***** Exercise materials *****

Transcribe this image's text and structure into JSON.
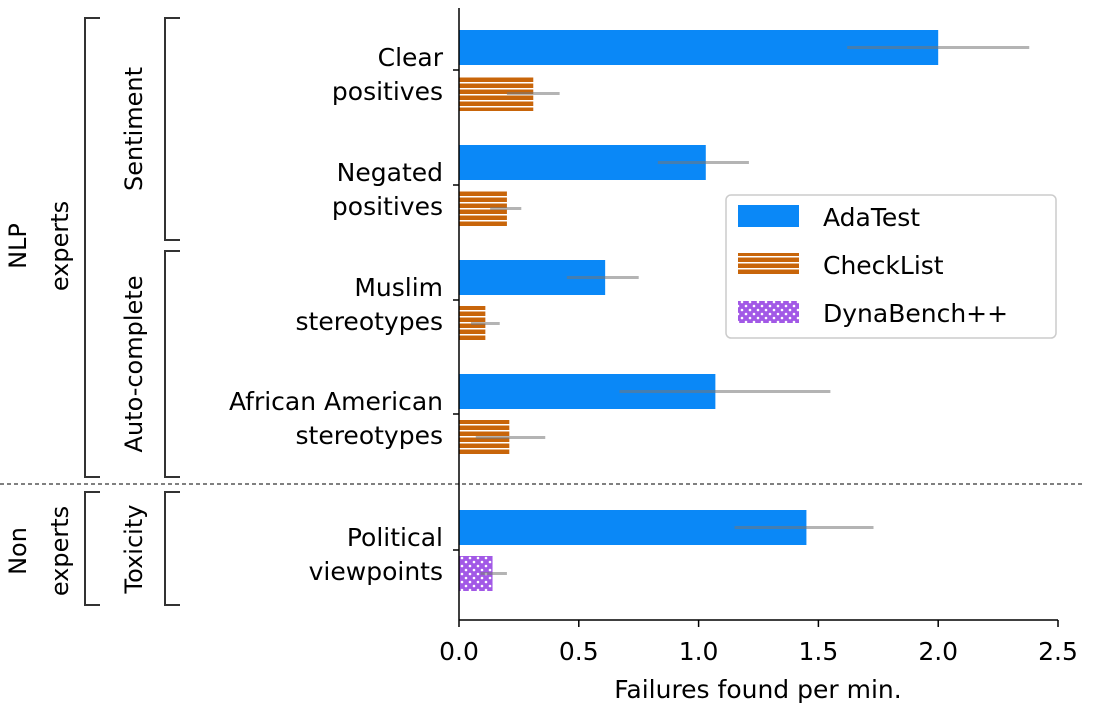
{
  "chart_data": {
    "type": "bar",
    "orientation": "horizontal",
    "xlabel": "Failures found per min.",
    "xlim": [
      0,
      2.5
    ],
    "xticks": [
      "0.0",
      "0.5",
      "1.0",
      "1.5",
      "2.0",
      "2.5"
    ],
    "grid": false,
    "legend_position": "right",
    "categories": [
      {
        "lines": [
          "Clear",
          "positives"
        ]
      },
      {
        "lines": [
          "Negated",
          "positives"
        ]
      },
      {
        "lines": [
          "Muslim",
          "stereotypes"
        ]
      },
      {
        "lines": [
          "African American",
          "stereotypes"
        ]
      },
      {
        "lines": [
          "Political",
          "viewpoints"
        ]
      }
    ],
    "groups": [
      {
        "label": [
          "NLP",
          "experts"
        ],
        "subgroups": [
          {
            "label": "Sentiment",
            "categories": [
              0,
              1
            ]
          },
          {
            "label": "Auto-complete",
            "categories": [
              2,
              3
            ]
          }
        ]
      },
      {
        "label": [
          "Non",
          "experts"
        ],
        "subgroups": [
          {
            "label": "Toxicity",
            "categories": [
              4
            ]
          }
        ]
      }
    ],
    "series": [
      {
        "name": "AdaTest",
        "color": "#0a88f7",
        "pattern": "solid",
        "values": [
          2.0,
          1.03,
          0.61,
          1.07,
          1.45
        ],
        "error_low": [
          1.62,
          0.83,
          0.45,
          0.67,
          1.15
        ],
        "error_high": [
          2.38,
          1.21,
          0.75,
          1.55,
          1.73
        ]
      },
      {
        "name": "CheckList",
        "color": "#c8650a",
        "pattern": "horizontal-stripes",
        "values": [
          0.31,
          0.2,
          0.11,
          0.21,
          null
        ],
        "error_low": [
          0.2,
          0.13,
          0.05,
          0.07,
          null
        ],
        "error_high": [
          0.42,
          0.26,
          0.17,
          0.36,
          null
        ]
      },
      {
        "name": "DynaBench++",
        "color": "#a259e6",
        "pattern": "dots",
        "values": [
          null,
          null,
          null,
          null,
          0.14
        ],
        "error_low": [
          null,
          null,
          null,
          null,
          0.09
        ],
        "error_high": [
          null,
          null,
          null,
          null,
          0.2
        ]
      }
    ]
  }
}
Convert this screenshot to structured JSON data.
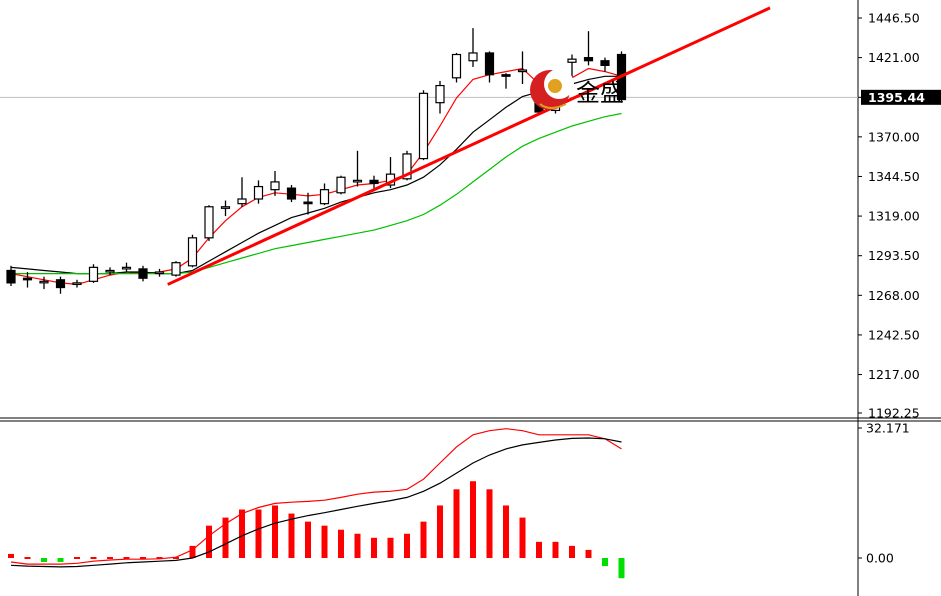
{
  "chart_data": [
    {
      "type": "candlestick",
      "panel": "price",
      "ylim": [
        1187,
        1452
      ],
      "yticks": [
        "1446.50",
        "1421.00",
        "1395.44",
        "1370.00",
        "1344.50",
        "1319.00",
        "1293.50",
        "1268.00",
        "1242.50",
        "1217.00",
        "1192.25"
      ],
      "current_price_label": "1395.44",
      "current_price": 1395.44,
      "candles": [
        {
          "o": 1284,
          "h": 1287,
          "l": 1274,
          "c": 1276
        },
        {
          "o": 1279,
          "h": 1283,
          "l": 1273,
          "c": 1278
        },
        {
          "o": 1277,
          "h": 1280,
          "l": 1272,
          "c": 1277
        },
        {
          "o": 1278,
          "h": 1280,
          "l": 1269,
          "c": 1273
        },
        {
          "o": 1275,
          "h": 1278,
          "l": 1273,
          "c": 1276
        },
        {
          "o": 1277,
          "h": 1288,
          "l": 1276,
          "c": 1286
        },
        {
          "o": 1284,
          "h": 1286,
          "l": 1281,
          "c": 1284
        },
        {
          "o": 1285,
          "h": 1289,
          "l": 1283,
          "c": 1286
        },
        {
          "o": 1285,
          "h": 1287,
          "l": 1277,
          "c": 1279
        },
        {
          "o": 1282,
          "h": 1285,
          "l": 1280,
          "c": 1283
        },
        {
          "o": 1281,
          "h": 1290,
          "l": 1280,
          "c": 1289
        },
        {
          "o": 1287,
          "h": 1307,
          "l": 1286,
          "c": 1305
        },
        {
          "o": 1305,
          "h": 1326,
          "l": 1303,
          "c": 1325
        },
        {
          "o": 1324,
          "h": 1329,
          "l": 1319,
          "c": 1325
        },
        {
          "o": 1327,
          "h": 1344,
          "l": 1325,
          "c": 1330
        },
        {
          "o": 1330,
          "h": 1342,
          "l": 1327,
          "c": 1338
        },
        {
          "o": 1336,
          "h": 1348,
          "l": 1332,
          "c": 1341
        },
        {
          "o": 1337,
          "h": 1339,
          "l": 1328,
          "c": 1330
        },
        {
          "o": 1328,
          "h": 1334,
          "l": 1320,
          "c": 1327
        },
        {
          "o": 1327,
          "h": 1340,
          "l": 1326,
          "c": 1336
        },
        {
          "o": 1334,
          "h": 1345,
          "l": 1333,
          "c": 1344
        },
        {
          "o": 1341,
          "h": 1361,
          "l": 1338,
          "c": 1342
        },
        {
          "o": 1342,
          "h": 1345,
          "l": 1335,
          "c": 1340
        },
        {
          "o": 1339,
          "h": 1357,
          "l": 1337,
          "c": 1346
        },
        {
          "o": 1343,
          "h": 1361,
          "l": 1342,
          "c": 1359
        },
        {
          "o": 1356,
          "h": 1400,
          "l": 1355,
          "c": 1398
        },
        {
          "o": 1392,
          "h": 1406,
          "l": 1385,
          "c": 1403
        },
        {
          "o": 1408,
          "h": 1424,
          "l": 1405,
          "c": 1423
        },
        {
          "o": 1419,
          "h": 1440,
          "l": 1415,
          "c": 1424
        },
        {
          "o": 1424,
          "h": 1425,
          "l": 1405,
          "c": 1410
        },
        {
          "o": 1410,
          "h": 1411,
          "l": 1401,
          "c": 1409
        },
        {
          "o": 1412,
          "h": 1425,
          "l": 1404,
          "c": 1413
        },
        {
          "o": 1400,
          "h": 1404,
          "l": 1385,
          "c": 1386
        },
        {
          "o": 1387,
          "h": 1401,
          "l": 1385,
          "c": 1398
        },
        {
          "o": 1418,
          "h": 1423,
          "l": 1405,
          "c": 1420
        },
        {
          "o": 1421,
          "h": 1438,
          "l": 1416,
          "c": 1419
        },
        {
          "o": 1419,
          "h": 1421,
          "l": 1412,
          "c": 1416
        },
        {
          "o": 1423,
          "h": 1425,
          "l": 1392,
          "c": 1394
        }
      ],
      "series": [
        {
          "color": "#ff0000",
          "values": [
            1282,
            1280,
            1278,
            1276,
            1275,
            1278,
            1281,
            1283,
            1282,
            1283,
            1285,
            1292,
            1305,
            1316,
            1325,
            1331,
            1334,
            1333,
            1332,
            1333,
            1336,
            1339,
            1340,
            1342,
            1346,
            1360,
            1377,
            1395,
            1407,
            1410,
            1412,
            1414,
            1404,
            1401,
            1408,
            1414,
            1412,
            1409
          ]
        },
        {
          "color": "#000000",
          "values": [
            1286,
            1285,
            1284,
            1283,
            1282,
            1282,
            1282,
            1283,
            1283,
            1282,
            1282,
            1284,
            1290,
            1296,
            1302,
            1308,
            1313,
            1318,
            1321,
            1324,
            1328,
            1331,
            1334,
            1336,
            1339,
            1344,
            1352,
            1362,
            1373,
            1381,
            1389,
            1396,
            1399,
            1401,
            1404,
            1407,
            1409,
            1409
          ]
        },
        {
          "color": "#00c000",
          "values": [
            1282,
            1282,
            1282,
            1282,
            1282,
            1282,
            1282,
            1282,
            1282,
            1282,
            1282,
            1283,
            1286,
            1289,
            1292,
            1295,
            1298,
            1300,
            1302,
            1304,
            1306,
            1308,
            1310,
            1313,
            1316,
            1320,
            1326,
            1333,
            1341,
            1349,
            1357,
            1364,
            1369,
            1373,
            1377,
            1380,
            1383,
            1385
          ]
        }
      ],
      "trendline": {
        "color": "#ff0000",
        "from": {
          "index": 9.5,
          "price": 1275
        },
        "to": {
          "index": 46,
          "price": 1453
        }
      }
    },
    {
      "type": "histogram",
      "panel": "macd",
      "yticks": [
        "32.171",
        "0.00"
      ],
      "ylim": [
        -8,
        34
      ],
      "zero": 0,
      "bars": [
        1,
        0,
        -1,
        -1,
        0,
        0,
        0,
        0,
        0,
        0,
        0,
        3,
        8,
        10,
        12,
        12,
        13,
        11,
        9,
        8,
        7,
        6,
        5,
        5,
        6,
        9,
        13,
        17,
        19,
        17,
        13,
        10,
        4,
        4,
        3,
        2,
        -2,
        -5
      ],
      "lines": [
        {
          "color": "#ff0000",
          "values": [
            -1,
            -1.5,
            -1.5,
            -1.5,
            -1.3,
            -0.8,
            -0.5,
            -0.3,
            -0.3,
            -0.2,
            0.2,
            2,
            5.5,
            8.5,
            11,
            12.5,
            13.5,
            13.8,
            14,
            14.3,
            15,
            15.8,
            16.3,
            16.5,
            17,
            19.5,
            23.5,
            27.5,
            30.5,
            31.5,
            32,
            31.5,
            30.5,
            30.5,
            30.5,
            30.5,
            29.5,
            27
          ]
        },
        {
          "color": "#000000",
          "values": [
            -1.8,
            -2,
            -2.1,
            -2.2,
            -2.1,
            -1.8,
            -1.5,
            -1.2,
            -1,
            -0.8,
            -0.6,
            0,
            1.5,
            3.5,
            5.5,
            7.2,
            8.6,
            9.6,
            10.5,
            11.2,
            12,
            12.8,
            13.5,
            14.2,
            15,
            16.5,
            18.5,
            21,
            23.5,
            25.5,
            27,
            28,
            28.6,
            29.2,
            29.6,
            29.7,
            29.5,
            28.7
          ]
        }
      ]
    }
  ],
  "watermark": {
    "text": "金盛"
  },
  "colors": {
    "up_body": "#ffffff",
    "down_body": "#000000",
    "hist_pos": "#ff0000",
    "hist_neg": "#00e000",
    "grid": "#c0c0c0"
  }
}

*****

*What the exercise asks:* Gather each line that holds "JSON".

*Full output:*
Transcribe this image's text and structure into JSON.
Convert this screenshot to structured JSON data.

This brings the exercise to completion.